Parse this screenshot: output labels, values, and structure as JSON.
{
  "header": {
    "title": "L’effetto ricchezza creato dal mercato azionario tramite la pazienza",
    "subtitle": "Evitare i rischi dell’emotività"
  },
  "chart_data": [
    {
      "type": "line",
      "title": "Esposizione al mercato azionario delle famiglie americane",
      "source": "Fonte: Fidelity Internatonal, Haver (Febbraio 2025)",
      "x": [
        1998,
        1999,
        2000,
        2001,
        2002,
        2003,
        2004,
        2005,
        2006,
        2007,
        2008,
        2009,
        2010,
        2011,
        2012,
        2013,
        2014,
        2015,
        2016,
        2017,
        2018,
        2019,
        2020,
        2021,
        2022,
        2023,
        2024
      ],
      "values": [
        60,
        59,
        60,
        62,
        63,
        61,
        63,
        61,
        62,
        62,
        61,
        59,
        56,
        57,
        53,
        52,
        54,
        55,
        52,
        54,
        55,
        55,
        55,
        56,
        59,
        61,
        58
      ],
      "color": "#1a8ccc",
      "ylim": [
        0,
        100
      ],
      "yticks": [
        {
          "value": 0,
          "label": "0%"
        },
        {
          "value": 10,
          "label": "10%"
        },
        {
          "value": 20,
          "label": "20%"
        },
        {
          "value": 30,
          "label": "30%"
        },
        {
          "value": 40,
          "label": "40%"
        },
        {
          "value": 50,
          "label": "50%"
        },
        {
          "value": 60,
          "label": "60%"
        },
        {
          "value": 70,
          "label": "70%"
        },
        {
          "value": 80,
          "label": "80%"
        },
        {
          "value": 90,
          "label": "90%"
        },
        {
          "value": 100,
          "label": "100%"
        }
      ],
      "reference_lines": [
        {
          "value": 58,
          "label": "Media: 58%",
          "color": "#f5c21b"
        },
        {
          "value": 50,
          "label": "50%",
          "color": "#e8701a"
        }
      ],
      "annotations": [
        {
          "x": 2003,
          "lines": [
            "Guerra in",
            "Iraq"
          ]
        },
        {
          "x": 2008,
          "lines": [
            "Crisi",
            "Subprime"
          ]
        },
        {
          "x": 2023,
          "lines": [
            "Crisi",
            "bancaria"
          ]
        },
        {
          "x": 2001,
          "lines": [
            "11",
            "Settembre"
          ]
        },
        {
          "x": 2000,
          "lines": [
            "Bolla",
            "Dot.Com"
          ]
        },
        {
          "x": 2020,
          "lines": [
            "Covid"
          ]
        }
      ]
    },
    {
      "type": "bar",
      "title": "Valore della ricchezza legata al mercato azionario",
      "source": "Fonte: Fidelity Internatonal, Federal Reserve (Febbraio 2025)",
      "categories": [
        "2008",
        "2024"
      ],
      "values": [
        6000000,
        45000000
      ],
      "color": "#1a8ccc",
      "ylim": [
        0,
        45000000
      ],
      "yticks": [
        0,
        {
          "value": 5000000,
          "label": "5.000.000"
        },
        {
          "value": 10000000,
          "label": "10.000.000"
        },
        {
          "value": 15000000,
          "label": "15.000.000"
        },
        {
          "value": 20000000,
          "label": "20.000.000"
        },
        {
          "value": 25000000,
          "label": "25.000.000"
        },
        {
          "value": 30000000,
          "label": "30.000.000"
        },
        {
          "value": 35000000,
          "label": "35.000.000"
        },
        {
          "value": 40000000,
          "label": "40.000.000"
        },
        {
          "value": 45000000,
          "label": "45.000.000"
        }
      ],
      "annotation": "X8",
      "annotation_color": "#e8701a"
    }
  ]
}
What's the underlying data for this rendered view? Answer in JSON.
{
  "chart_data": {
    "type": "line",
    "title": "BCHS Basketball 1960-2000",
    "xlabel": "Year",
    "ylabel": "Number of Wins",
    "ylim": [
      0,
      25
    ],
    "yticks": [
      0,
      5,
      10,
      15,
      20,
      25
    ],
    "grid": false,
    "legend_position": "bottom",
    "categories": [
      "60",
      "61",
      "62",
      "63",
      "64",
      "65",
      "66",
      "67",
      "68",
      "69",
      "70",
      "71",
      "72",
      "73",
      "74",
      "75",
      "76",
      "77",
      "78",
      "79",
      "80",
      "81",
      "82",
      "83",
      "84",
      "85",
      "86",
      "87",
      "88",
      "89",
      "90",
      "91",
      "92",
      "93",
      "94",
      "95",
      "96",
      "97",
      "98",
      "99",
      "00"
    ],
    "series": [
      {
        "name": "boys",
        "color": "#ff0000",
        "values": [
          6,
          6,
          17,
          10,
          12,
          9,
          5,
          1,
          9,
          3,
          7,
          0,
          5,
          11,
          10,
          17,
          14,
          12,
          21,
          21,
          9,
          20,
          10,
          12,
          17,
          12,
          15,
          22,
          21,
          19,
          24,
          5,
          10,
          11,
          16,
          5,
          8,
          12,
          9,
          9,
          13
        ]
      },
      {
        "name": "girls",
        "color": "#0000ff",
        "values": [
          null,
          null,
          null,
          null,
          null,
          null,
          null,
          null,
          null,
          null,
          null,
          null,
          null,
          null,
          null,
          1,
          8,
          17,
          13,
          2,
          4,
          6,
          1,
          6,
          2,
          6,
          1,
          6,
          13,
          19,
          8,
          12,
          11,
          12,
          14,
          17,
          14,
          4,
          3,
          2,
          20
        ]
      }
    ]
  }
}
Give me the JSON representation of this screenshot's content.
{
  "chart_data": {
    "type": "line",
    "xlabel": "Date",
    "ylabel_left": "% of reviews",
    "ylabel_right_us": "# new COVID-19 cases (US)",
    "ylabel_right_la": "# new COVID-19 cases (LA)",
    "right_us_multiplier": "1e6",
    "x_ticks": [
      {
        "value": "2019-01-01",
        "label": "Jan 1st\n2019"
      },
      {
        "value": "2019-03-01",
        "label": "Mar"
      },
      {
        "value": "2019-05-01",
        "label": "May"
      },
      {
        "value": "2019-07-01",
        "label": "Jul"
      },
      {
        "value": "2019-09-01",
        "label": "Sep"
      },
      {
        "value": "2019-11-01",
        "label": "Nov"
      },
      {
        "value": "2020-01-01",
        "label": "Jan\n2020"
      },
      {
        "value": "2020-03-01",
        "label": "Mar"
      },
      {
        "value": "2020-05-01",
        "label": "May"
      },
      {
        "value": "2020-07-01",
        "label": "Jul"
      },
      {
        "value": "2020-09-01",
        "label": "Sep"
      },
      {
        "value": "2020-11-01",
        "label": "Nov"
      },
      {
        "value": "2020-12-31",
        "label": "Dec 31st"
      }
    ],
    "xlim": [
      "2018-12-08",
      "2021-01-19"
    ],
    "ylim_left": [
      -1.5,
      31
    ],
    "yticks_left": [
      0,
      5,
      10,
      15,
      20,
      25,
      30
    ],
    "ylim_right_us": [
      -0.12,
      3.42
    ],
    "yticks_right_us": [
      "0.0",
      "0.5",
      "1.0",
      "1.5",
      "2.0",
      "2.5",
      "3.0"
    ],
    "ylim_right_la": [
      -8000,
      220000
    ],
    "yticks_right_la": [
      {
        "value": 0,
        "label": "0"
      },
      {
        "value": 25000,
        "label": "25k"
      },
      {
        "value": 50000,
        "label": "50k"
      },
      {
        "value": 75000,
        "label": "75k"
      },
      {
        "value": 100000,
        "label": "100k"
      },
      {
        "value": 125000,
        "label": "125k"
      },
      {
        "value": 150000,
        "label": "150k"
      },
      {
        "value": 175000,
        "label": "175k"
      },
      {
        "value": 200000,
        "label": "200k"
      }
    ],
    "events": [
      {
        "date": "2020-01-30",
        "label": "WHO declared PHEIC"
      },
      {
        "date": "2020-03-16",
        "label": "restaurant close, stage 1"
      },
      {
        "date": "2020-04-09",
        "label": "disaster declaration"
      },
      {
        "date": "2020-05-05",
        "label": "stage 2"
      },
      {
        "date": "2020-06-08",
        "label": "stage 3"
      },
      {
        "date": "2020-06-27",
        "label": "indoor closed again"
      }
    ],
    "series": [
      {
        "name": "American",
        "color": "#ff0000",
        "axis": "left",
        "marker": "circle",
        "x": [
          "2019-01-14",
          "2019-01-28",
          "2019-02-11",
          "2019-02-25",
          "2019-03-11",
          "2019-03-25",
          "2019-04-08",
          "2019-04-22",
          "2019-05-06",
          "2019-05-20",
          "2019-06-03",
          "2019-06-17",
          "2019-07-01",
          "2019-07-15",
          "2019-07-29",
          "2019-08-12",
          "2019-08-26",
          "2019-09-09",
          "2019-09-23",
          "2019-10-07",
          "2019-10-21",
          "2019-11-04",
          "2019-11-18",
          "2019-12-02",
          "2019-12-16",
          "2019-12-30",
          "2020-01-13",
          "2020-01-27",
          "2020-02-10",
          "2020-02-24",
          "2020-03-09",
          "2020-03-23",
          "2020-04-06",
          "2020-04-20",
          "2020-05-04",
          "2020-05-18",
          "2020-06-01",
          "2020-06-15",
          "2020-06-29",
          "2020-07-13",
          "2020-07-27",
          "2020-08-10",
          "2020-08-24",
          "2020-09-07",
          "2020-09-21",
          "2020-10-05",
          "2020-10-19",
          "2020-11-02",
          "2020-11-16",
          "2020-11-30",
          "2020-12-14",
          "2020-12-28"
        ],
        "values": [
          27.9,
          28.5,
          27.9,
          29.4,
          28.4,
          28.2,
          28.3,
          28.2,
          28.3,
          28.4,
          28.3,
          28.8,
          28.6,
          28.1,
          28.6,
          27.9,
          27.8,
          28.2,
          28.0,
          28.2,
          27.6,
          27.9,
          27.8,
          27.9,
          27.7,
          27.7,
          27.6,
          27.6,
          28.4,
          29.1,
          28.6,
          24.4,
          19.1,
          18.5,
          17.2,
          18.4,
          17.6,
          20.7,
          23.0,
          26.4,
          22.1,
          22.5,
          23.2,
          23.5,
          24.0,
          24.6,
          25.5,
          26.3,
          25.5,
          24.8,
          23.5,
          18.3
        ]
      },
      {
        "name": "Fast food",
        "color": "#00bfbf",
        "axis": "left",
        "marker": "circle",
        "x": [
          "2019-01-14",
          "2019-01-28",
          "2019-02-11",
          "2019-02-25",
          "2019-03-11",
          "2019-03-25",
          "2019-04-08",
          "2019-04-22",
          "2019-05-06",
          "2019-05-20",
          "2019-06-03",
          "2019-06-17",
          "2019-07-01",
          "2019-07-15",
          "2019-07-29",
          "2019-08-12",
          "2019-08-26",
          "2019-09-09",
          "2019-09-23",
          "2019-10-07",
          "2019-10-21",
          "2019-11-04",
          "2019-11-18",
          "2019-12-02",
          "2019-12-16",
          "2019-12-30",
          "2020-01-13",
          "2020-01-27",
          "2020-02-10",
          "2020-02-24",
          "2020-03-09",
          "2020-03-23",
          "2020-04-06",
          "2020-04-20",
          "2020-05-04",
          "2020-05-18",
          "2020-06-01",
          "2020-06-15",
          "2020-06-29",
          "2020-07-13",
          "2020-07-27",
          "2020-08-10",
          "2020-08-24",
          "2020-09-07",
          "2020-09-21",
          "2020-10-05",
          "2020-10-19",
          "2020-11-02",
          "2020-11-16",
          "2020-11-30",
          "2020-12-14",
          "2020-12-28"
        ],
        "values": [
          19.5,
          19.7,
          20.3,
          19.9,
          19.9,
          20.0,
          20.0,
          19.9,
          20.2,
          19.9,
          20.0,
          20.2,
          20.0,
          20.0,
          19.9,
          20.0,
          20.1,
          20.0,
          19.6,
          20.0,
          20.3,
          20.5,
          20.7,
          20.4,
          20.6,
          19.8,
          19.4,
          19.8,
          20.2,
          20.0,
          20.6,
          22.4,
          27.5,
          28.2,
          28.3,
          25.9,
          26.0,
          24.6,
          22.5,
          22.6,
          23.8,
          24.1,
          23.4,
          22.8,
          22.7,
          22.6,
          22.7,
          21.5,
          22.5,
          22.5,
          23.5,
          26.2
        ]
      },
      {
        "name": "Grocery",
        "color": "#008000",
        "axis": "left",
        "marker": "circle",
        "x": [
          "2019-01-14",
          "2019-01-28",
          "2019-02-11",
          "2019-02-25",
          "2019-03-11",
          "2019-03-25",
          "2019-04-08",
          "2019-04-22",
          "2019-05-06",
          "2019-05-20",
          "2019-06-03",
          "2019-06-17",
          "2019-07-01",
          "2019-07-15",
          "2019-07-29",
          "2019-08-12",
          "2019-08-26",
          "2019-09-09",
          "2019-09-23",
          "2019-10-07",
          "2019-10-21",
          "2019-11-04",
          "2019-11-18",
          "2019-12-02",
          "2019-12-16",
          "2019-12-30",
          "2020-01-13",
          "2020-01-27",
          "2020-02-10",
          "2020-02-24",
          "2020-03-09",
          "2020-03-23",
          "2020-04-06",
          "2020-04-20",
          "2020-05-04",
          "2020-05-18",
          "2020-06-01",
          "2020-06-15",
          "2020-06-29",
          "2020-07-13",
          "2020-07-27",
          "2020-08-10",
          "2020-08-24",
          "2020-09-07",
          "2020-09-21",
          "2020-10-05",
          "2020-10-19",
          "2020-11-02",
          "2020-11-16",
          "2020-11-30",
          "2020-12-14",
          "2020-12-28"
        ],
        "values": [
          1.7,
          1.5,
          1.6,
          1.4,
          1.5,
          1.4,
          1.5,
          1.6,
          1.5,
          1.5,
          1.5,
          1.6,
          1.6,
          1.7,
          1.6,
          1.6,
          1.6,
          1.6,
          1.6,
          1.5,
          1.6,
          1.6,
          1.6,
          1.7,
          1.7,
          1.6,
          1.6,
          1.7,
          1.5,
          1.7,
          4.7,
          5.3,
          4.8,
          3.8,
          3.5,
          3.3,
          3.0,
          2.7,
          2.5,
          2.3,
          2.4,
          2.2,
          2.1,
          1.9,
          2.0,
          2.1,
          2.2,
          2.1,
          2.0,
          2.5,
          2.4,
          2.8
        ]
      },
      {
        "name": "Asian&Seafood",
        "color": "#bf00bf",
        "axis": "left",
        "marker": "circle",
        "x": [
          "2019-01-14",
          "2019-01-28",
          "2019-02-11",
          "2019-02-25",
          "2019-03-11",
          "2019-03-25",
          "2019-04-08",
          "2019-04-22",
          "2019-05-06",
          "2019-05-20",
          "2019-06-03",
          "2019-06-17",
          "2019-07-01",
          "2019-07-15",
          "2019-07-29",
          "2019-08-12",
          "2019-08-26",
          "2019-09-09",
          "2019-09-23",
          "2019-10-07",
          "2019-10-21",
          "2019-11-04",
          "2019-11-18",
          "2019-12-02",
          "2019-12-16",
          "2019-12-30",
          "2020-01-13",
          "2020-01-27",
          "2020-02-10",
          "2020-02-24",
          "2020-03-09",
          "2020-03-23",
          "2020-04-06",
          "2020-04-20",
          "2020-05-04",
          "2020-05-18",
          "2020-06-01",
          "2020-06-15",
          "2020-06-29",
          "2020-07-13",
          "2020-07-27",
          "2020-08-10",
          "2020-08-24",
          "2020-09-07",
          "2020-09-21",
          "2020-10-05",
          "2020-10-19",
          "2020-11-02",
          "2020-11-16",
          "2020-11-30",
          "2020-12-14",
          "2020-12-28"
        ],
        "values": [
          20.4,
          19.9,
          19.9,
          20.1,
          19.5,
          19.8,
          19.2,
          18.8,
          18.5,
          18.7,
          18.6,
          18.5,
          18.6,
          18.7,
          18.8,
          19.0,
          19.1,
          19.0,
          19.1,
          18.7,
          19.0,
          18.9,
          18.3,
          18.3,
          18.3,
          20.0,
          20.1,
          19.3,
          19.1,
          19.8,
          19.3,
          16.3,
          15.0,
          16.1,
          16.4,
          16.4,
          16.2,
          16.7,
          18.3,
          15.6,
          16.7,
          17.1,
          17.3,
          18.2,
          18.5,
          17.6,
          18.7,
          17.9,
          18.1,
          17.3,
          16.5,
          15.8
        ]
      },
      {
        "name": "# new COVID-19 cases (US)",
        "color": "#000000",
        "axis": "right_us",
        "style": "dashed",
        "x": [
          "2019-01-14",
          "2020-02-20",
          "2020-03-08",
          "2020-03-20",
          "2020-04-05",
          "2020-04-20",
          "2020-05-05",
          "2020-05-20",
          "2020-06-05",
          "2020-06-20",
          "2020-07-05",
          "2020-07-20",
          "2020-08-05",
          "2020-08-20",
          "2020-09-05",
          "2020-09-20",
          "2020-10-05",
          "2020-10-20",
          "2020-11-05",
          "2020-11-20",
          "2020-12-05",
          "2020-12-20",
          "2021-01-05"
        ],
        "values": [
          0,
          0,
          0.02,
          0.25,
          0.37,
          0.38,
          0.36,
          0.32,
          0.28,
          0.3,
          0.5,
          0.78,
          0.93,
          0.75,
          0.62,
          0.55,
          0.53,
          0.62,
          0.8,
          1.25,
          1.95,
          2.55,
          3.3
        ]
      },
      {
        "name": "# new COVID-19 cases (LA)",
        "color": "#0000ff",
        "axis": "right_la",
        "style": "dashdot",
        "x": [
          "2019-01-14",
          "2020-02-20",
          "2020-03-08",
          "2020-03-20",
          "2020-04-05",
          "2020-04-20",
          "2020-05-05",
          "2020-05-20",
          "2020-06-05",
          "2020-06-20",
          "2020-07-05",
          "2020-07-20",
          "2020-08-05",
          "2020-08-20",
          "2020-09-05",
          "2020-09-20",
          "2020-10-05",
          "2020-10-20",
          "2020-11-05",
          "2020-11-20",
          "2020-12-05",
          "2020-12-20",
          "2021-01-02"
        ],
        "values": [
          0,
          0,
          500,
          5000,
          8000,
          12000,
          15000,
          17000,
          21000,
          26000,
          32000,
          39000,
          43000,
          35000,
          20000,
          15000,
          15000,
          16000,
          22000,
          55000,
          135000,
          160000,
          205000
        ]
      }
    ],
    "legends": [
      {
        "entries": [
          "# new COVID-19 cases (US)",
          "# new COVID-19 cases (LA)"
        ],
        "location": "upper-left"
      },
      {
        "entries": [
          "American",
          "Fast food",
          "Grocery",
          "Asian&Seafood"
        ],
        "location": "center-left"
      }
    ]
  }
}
+++
* EXERCISE INSTRUCTIONS *
Copy each line of the records that contains the word "Internatonal".

* THE REPLY *
      "source": "Fonte: Fidelity Internatonal, Haver (Febbraio 2025)",
      "source": "Fonte: Fidelity Internatonal, Federal Reserve (Febbraio 2025)",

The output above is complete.